Hamburg. Daviscup-Teamchef Michael Kohlmann über seine Titelkandidaten, das deutsche Quartett und den Hamburger Alexander Zverev.

Man muss den Hamburger Behörden und Turnierdirektorin Sandra Reichel zutiefst dankbar sein, dass immerhin 2300 Zuschauer pro Tag zugelassen sind. Denn wenn das Traditionsturnier am Rothenbaum in diesem Jahr ohne Fans hätte stattfinden müssen, wäre das angesichts des erlesenen Teilnehmerfelds wirklich eine Sünde gewesen. Vor allem, weil die diesjährige Bandbreite an Weltklassespielern so groß ist wie zuletzt 2008, als Hamburg noch den Status eines Masters hatte.

Der Rothenbaum war in den vergangenen Jahren oft ein Turnier, bei dem Spieler den Pokal gewannen, die niemand auf der Rechnung hatte. Dennoch ist meine Prognose, dass es in diesem Jahr noch offener ist. Und das nicht nur, weil in Corona-Zeiten sowieso vieles nicht voraussehbar ist. Sondern auch, weil Spieler gemeldet haben, die zum angestammten Termin im Juli niemals auf Sand in Hamburg antreten würden.

Ausnahmekönner Daniil Medwedew

Freuen Sie sich deshalb auf einen Ausnahmekönner wie den Russen Daniil Medwedew (24/Nr. 5 der Welt), der seit seinem Finaleinzug bei den US Open 2019 zu den Topstars der Szene zählt und mit seinem stoischen Spielstil – flach, fast ohne Spin – die Kontrahenten entnerven kann.

AUSGELESENE ANGABEN:
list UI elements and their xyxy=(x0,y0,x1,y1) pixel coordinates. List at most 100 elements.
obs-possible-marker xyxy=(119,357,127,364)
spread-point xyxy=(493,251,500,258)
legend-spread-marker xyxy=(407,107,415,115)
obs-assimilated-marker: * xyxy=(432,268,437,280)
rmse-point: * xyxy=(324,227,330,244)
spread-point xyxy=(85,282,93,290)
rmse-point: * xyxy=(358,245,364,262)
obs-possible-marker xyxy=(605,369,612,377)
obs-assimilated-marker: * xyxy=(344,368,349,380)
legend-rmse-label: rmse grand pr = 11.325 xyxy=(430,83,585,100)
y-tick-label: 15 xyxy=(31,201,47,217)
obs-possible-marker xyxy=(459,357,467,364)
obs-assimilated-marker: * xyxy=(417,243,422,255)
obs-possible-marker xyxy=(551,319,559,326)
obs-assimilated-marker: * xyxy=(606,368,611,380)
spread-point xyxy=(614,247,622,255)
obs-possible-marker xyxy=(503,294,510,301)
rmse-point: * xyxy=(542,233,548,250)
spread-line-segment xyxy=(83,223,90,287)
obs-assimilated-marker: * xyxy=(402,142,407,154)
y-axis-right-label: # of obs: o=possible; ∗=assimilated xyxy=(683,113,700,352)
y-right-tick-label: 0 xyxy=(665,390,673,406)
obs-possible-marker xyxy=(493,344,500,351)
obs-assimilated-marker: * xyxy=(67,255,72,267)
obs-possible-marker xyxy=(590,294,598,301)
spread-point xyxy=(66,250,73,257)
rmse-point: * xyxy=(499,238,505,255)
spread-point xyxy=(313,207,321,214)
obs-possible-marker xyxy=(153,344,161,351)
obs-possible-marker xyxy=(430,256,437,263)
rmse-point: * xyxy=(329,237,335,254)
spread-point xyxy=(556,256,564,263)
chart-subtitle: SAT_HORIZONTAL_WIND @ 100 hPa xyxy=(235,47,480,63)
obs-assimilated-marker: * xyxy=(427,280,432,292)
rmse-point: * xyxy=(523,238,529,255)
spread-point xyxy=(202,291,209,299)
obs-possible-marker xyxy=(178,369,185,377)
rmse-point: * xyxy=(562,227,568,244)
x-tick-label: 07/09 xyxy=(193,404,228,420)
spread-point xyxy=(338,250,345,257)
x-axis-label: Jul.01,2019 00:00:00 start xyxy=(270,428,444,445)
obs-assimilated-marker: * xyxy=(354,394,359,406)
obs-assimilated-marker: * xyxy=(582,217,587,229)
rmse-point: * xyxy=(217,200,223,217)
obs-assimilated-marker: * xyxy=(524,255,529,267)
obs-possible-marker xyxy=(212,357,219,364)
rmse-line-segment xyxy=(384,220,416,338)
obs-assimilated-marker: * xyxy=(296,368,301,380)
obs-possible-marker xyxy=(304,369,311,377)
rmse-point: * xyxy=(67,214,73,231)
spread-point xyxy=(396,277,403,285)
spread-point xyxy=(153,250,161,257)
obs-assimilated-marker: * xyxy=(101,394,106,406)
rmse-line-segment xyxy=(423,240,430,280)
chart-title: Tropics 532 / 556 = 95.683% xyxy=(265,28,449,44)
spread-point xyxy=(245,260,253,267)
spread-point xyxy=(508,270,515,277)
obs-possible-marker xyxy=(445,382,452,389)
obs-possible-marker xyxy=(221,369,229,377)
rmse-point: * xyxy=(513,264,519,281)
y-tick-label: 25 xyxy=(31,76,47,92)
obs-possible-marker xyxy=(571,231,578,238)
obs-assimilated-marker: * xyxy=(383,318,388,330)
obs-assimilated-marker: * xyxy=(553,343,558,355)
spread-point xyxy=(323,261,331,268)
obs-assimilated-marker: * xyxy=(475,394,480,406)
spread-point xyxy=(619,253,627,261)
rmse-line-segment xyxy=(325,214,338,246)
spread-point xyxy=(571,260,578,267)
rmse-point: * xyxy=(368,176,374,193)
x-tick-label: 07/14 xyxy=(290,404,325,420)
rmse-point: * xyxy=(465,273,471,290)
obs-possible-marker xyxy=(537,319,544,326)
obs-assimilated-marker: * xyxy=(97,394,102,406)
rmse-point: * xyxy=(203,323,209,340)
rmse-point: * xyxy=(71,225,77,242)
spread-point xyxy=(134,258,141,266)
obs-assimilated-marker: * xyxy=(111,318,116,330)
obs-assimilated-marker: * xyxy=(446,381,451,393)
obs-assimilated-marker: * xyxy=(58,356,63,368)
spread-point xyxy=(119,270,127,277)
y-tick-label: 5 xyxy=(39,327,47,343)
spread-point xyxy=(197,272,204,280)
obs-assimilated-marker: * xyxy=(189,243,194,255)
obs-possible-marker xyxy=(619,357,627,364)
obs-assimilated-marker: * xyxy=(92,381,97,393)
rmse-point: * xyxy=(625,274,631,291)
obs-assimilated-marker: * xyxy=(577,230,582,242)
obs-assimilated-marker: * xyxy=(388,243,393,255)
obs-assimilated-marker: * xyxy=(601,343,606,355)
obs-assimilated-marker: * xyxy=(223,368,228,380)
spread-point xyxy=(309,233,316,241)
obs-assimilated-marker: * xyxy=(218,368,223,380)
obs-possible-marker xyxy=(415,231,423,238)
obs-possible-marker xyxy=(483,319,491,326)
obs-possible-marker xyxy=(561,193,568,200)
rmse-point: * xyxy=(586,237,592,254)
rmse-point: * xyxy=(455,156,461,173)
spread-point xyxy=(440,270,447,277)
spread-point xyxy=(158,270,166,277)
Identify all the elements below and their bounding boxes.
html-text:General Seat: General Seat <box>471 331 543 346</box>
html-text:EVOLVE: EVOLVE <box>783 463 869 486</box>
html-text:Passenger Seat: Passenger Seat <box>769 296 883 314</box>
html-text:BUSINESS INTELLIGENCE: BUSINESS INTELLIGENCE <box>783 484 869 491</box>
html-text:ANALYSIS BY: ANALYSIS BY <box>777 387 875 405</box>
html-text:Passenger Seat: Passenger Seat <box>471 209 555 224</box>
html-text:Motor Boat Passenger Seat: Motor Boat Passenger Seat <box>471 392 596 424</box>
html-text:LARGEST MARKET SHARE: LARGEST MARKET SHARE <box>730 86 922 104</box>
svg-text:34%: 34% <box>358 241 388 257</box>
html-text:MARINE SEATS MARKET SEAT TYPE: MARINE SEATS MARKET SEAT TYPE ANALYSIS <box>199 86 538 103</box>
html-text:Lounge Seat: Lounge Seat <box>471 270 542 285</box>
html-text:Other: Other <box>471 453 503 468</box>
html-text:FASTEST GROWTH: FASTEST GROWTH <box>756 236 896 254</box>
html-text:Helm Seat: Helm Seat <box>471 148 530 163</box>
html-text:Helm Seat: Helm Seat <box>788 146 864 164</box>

ARBEITSAUFTRAG:
Übertrage den Satz „Der Rothenbaum war in den vergangenen Jahren oft ein Turnier, bei dem Spieler den Pokal gewannen, die niemand auf der Rechnung hatte.“ aus dem Text über das Hamburger Tennisturnier ins Englische.

SCHRIFTLICHE ANTWORT:
In recent years, the Rothenbaum has often been a tournament at which the trophy was won by players nobody had reckoned with.